• **Task description**
Copy the passage of the Desert Storm Tomcat text between "Desert Storm didn’t" and "and ultimately survived.", inclusive, with no changes.

• **Extract**
▬▬▬

100 Years of Planes, Progress, and Personal Narratives: Part 12

When Operation Desert Storm began, the F-14 Tomcat was the only in-service fighter in the U.S. inventory to have scored an air-to-air kill in U.S. service.

Desert Storm didn’t exactly mimic the Hollywood film Top Gun: The F-14 scored only a single aerial victory when Lt. Stuart Broce of squadron VF-1 “Wolfpack” aboard the USS Ranger (CV 61) and his back-seater and squadron commander, Cmdr. Ron McElraft, downed a Mil Mi-8 “Hip” helicopter on Feb. 6, 1991, using an AIM-9 Sidewinder missile. Their success balanced the loss of another F-14, this time an A (Plus), which was downed by an SA-2 derivative surface to air missle on Jan. 21. Helicopters rescued pilot Lt. Devon Jones, while back-seater Lt. Lawrence Slade became a prisoner of war and ultimately survived.

Lt. Cmdr. Dave “Hey Joe” Parsons was a Tomcat RIO with the “Swordsmen” of VF-32. He described his experience with the Tomcat at war: “After the ground war began, we were tasked to go to Al Qaim, a super phosphate plant up in the extreme northwest corner. It was the most heavily defended target outside Baghdad. They had four SA-3 [surface-to-air missile] batteries and two SA-2s, plus all the AAA [anti-aircraft artillery] and low-altitude SAMs. That’s where they shot down an Air Force F-15E Strike Eagle. We didn’t feel good about going there, either. If they could bag the F-15E, they could easily get us.

A-6E of VA-75 and A-7Es of VA-46 during Desert Storm 1991

An A-6E Intruder from VA-75 and A-7E Corsair IIs from VA-46 fly in formation as they prepare for refueling during Operation Desert Storm. The Corsairs are armed with cluster bombs. DoD photo by Tech. Sgt. Rose Reynolds

“Al Qaim – we called it ‘the Al’ or ‘Big Al’s Place’ – reminded me of the Thanh Hoa Bridge in Vietnam. Everyone tried to get it. Nobody could. We sent B-52s up there and they couldn’t get it. The B-52s had problems because they bombed from such a high altitude. We had a jet stream with the winds changing considerably down on the deck and making bomb-impact prediction difficult.

▬▬▬

• **Recorded data**

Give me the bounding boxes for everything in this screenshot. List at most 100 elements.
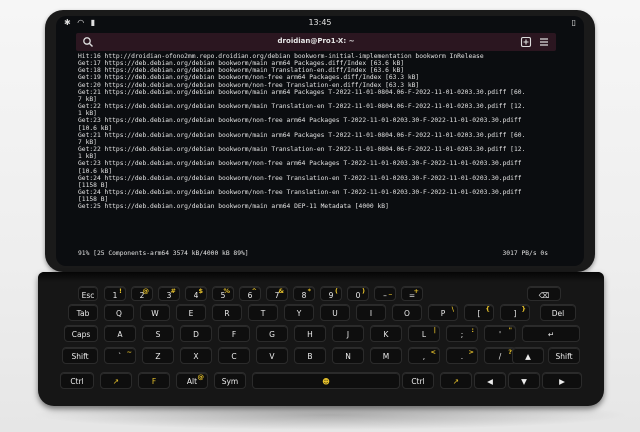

▬▬▬

• **Written solution**
Desert Storm didn’t exactly mimic the Hollywood film Top Gun: The F-14 scored only a single aerial victory when Lt. Stuart Broce of squadron VF-1 “Wolfpack” aboard the USS Ranger (CV 61) and his back-seater and squadron commander, Cmdr. Ron McElraft, downed a Mil Mi-8 “Hip” helicopter on Feb. 6, 1991, using an AIM-9 Sidewinder missile. Their success balanced the loss of another F-14, this time an A (Plus), which was downed by an SA-2 derivative surface to air missle on Jan. 21. Helicopters rescued pilot Lt. Devon Jones, while back-seater Lt. Lawrence Slade became a prisoner of war and ultimately survived.